* _YOUR GOAL_
Every record below should be transcribed exactly. Omit the images.

* _SUPPLIED DATA_

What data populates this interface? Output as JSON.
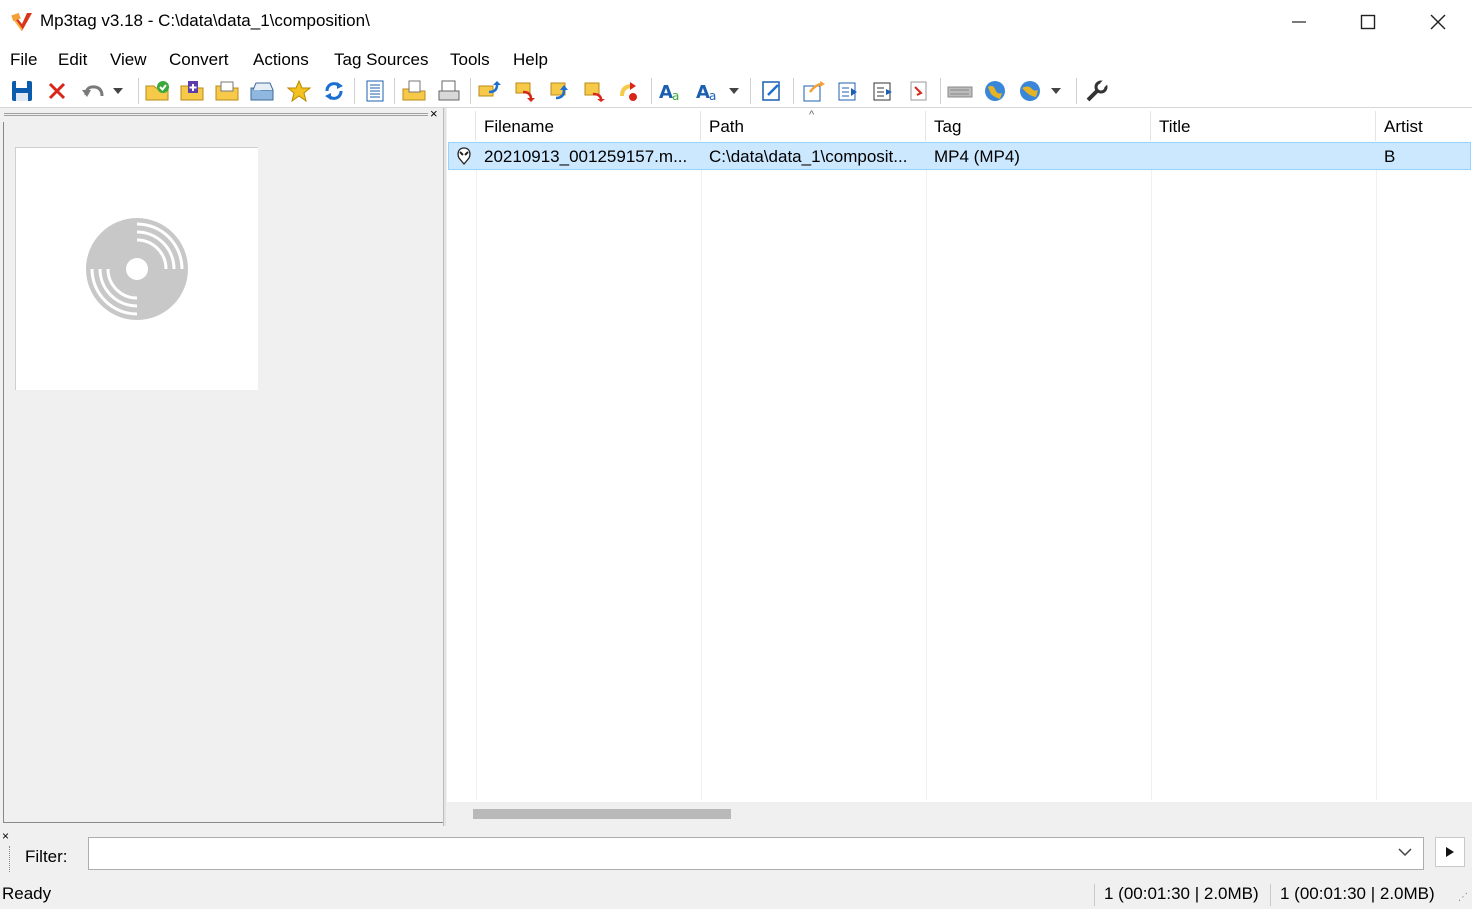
{
  "window": {
    "title": "Mp3tag v3.18  -  C:\\data\\data_1\\composition\\",
    "minimize_icon": "minimize-icon",
    "maximize_icon": "maximize-icon",
    "close_icon": "close-icon"
  },
  "menu": [
    "File",
    "Edit",
    "View",
    "Convert",
    "Actions",
    "Tag Sources",
    "Tools",
    "Help"
  ],
  "toolbar": {
    "icons": [
      "save-icon",
      "remove-tag-icon",
      "undo-icon",
      "undo-dropdown-icon",
      "change-directory-icon",
      "add-directory-icon",
      "open-file-icon",
      "favorites-folder-icon",
      "favorites-star-icon",
      "refresh-icon",
      "select-all-icon",
      "filename-to-tag-icon",
      "tag-to-filename-icon",
      "tag-to-tag-icon",
      "text-file-to-tag-icon",
      "tag-to-textfile-icon",
      "export-icon",
      "actions-icon",
      "actions-quick-icon",
      "actions-dropdown-icon",
      "autonumbering-icon",
      "playlist-icon",
      "extended-tags-icon",
      "case-conversion-icon",
      "freedb-icon",
      "web-sources-icon",
      "web-sources-dropdown-icon",
      "options-wrench-icon"
    ]
  },
  "colors": {
    "accent": "#cce8ff",
    "accent_border": "#99d1ff",
    "folder_yellow": "#f7c948",
    "save_blue": "#0b5cad",
    "close_red": "#d8261a"
  },
  "columns": [
    "Filename",
    "Path",
    "Tag",
    "Title",
    "Artist"
  ],
  "rows": [
    {
      "filename": "20210913_001259157.m...",
      "path": "C:\\data\\data_1\\composit...",
      "tag": "MP4 (MP4)",
      "title": "",
      "artist": "B"
    }
  ],
  "filter": {
    "label": "Filter:",
    "value": ""
  },
  "status": {
    "left": "Ready",
    "selected": "1 (00:01:30 | 2.0MB)",
    "total": "1 (00:01:30 | 2.0MB)"
  }
}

* _OUTPUT OF THE TASK_
What data populates this interface? Output as JSON.
{
  "window": {
    "title": "Mp3tag v3.18  -  C:\\data\\data_1\\composition\\",
    "minimize_icon": "minimize-icon",
    "maximize_icon": "maximize-icon",
    "close_icon": "close-icon"
  },
  "menu": [
    "File",
    "Edit",
    "View",
    "Convert",
    "Actions",
    "Tag Sources",
    "Tools",
    "Help"
  ],
  "toolbar": {
    "icons": [
      "save-icon",
      "remove-tag-icon",
      "undo-icon",
      "undo-dropdown-icon",
      "change-directory-icon",
      "add-directory-icon",
      "open-file-icon",
      "favorites-folder-icon",
      "favorites-star-icon",
      "refresh-icon",
      "select-all-icon",
      "filename-to-tag-icon",
      "tag-to-filename-icon",
      "tag-to-tag-icon",
      "text-file-to-tag-icon",
      "tag-to-textfile-icon",
      "export-icon",
      "actions-icon",
      "actions-quick-icon",
      "actions-dropdown-icon",
      "autonumbering-icon",
      "playlist-icon",
      "extended-tags-icon",
      "case-conversion-icon",
      "freedb-icon",
      "web-sources-icon",
      "web-sources-dropdown-icon",
      "options-wrench-icon"
    ]
  },
  "colors": {
    "accent": "#cce8ff",
    "accent_border": "#99d1ff",
    "folder_yellow": "#f7c948",
    "save_blue": "#0b5cad",
    "close_red": "#d8261a"
  },
  "columns": [
    "Filename",
    "Path",
    "Tag",
    "Title",
    "Artist"
  ],
  "rows": [
    {
      "filename": "20210913_001259157.m...",
      "path": "C:\\data\\data_1\\composit...",
      "tag": "MP4 (MP4)",
      "title": "",
      "artist": "B"
    }
  ],
  "filter": {
    "label": "Filter:",
    "value": ""
  },
  "status": {
    "left": "Ready",
    "selected": "1 (00:01:30 | 2.0MB)",
    "total": "1 (00:01:30 | 2.0MB)"
  }
}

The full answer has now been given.